(Layout coordinate data)
----

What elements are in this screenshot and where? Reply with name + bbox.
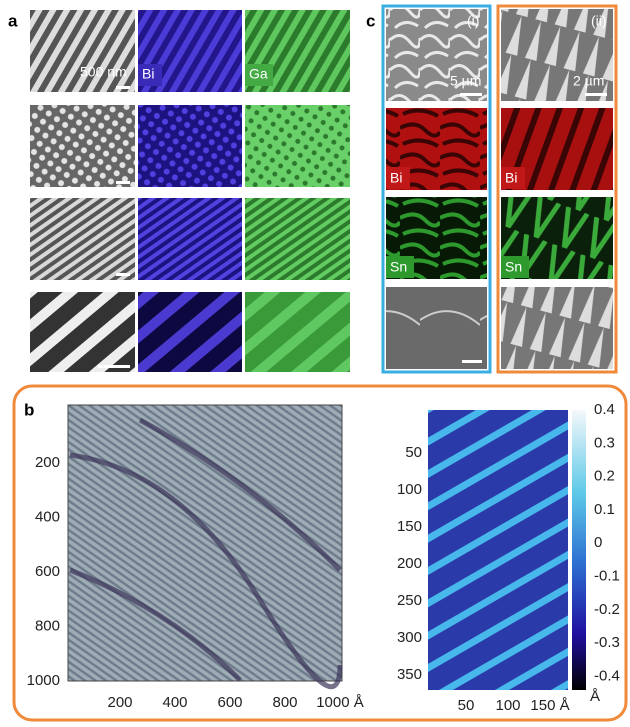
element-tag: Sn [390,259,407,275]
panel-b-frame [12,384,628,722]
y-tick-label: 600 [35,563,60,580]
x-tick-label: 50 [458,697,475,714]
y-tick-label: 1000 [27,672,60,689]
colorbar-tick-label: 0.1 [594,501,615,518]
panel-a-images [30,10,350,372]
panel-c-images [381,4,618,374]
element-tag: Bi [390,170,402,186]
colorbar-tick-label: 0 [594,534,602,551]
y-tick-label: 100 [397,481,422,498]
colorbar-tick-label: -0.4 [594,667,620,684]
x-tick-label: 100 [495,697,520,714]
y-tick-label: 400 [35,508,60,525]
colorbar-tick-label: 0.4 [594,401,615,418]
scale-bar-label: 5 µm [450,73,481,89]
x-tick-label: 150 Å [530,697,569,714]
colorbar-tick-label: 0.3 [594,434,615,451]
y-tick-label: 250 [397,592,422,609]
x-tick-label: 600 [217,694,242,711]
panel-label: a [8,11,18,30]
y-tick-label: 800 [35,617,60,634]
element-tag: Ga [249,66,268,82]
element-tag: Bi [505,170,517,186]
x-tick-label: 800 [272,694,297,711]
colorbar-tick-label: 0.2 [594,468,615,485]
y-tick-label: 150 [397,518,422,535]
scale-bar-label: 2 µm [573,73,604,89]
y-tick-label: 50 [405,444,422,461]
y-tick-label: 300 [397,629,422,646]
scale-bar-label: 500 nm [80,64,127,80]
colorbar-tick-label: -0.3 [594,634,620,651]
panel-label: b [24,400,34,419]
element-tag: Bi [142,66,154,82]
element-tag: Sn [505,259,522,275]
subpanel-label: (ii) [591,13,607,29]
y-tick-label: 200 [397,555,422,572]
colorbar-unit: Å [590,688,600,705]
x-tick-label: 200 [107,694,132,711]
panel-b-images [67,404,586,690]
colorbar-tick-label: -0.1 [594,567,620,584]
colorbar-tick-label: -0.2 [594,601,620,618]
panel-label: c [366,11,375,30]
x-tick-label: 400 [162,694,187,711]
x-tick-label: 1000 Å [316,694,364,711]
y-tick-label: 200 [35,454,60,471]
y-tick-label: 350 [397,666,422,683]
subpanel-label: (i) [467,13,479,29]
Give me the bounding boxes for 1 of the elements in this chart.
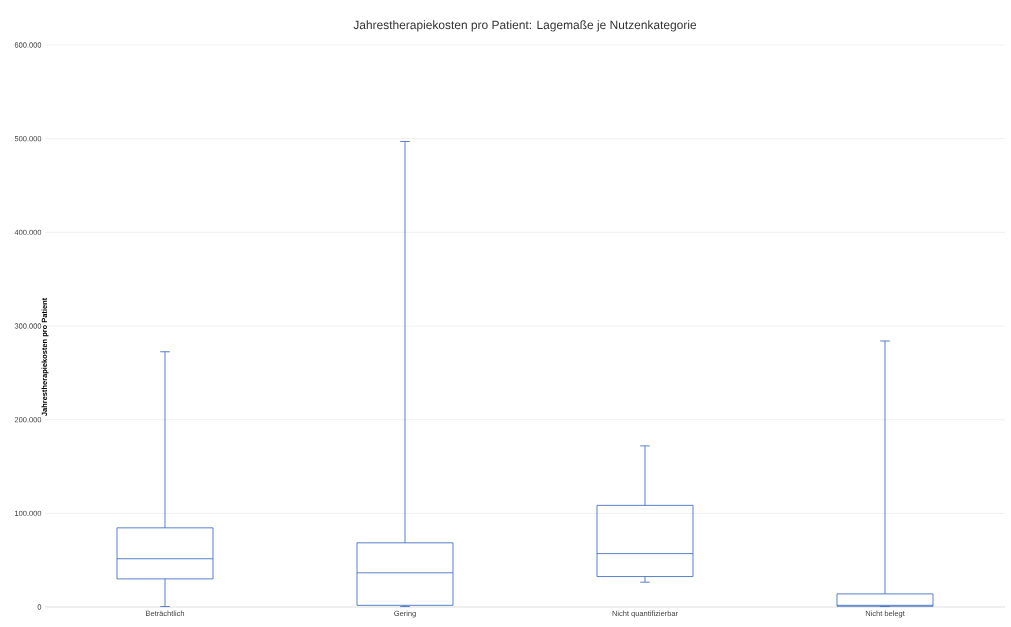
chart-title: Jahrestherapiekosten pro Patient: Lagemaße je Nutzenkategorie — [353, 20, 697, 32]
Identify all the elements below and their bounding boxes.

----

Rewrite all of the entries above, changing "element-tag" to "species-tag" wherever it occurs and keeping everything else the same. Omit the pictures.

What elements are in this screenshot and where? Reply with name + bbox.
species-tag: Sn [390,259,407,275]
panel-b-frame [12,384,628,722]
y-tick-label: 600 [35,563,60,580]
x-tick-label: 50 [458,697,475,714]
y-tick-label: 1000 [27,672,60,689]
colorbar-tick-label: 0.1 [594,501,615,518]
panel-a-images [30,10,350,372]
panel-c-images [381,4,618,374]
species-tag: Bi [390,170,402,186]
colorbar-tick-label: 0 [594,534,602,551]
y-tick-label: 100 [397,481,422,498]
colorbar-tick-label: -0.4 [594,667,620,684]
x-tick-label: 100 [495,697,520,714]
y-tick-label: 400 [35,508,60,525]
colorbar-tick-label: 0.4 [594,401,615,418]
scale-bar-label: 5 µm [450,73,481,89]
x-tick-label: 150 Å [530,697,569,714]
colorbar-tick-label: 0.3 [594,434,615,451]
y-tick-label: 250 [397,592,422,609]
x-tick-label: 600 [217,694,242,711]
panel-label: a [8,11,18,30]
y-tick-label: 800 [35,617,60,634]
species-tag: Ga [249,66,268,82]
species-tag: Bi [505,170,517,186]
x-tick-label: 800 [272,694,297,711]
colorbar-tick-label: 0.2 [594,468,615,485]
y-tick-label: 150 [397,518,422,535]
scale-bar-label: 2 µm [573,73,604,89]
y-tick-label: 50 [405,444,422,461]
y-tick-label: 300 [397,629,422,646]
scale-bar-label: 500 nm [80,64,127,80]
colorbar-tick-label: -0.3 [594,634,620,651]
panel-label: b [24,400,34,419]
species-tag: Bi [142,66,154,82]
species-tag: Sn [505,259,522,275]
subpanel-label: (ii) [591,13,607,29]
y-tick-label: 200 [397,555,422,572]
colorbar-unit: Å [590,688,600,705]
x-tick-label: 200 [107,694,132,711]
panel-b-images [67,404,586,690]
colorbar-tick-label: -0.1 [594,567,620,584]
colorbar-tick-label: -0.2 [594,601,620,618]
panel-label: c [366,11,375,30]
x-tick-label: 400 [162,694,187,711]
x-tick-label: 1000 Å [316,694,364,711]
y-tick-label: 200 [35,454,60,471]
y-tick-label: 350 [397,666,422,683]
subpanel-label: (i) [467,13,479,29]
Give me the bounding boxes for 1 of the elements in this chart.
chart-title: Jahrestherapiekosten pro Patient: Lagemaße je Nutzenkategorie — [353, 20, 697, 32]
Identify all the elements below and their bounding boxes.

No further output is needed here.